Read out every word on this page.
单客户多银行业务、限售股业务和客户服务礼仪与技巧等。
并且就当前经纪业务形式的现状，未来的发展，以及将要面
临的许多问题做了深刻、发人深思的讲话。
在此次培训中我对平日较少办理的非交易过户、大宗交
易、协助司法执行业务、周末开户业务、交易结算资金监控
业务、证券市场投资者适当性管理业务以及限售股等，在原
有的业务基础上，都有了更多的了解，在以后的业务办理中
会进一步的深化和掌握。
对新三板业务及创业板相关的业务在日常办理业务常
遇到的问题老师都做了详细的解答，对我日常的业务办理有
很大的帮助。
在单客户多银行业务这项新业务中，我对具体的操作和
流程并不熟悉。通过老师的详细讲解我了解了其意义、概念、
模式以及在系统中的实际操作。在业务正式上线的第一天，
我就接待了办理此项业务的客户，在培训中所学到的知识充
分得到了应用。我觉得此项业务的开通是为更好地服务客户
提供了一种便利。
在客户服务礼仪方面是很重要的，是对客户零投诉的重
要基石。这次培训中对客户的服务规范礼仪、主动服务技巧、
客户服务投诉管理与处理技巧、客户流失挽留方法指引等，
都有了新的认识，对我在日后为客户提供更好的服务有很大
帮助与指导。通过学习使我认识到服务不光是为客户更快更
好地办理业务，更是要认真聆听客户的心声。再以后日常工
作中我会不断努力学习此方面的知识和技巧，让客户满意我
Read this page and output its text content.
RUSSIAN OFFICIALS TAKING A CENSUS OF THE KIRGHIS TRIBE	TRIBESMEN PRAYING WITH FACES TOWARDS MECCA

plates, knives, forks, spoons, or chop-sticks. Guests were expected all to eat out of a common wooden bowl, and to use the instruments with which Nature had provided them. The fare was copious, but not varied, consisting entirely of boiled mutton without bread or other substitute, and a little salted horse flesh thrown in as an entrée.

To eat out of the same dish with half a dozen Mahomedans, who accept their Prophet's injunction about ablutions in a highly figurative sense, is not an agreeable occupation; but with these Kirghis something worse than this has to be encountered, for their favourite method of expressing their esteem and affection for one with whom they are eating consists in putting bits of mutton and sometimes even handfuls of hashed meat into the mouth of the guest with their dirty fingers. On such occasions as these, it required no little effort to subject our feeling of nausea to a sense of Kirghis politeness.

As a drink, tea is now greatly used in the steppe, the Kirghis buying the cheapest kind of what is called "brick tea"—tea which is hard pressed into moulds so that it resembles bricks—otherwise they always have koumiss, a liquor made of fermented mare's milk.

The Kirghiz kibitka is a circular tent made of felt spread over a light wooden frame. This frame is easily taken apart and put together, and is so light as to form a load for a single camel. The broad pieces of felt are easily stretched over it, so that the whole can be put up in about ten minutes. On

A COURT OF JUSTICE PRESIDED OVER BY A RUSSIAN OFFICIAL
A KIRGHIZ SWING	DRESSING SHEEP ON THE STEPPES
····················
=== Exercise prompt ===
From the listing above, extract all records word for word.

=== The response ===
Read out every word on this page.
单客户多银行业务、限售股业务和客户服务礼仪与技巧等。
并且就当前经纪业务形式的现状，未来的发展，以及将要面
临的许多问题做了深刻、发人深思的讲话。
在此次培训中我对平日较少办理的非交易过户、大宗交
易、协助司法执行业务、周末开户业务、交易结算资金监控
业务、证券市场投资者适当性管理业务以及限售股等，在原
有的业务基础上，都有了更多的了解，在以后的业务办理中
会进一步的深化和掌握。
对新三板业务及创业板相关的业务在日常办理业务常
遇到的问题老师都做了详细的解答，对我日常的业务办理有
很大的帮助。
在单客户多银行业务这项新业务中，我对具体的操作和
流程并不熟悉。通过老师的详细讲解我了解了其意义、概念、
模式以及在系统中的实际操作。在业务正式上线的第一天，
我就接待了办理此项业务的客户，在培训中所学到的知识充
分得到了应用。我觉得此项业务的开通是为更好地服务客户
提供了一种便利。
在客户服务礼仪方面是很重要的，是对客户零投诉的重
要基石。这次培训中对客户的服务规范礼仪、主动服务技巧、
客户服务投诉管理与处理技巧、客户流失挽留方法指引等，
都有了新的认识，对我在日后为客户提供更好的服务有很大
帮助与指导。通过学习使我认识到服务不光是为客户更快更
好地办理业务，更是要认真聆听客户的心声。再以后日常工
作中我会不断努力学习此方面的知识和技巧，让客户满意我
Read this page and output its text content.
RUSSIAN OFFICIALS TAKING A CENSUS OF THE KIRGHIS TRIBE	TRIBESMEN PRAYING WITH FACES TOWARDS MECCA

plates, knives, forks, spoons, or chop-sticks. Guests were expected all to eat out of a common wooden bowl, and to use the instruments with which Nature had provided them. The fare was copious, but not varied, consisting entirely of boiled mutton without bread or other substitute, and a little salted horse flesh thrown in as an entrée.

To eat out of the same dish with half a dozen Mahomedans, who accept their Prophet's injunction about ablutions in a highly figurative sense, is not an agreeable occupation; but with these Kirghis something worse than this has to be encountered, for their favourite method of expressing their esteem and affection for one with whom they are eating consists in putting bits of mutton and sometimes even handfuls of hashed meat into the mouth of the guest with their dirty fingers. On such occasions as these, it required no little effort to subject our feeling of nausea to a sense of Kirghis politeness.

As a drink, tea is now greatly used in the steppe, the Kirghis buying the cheapest kind of what is called "brick tea"—tea which is hard pressed into moulds so that it resembles bricks—otherwise they always have koumiss, a liquor made of fermented mare's milk.

The Kirghiz kibitka is a circular tent made of felt spread over a light wooden frame. This frame is easily taken apart and put together, and is so light as to form a load for a single camel. The broad pieces of felt are easily stretched over it, so that the whole can be put up in about ten minutes. On

A COURT OF JUSTICE PRESIDED OVER BY A RUSSIAN OFFICIAL
A KIRGHIZ SWING	DRESSING SHEEP ON THE STEPPES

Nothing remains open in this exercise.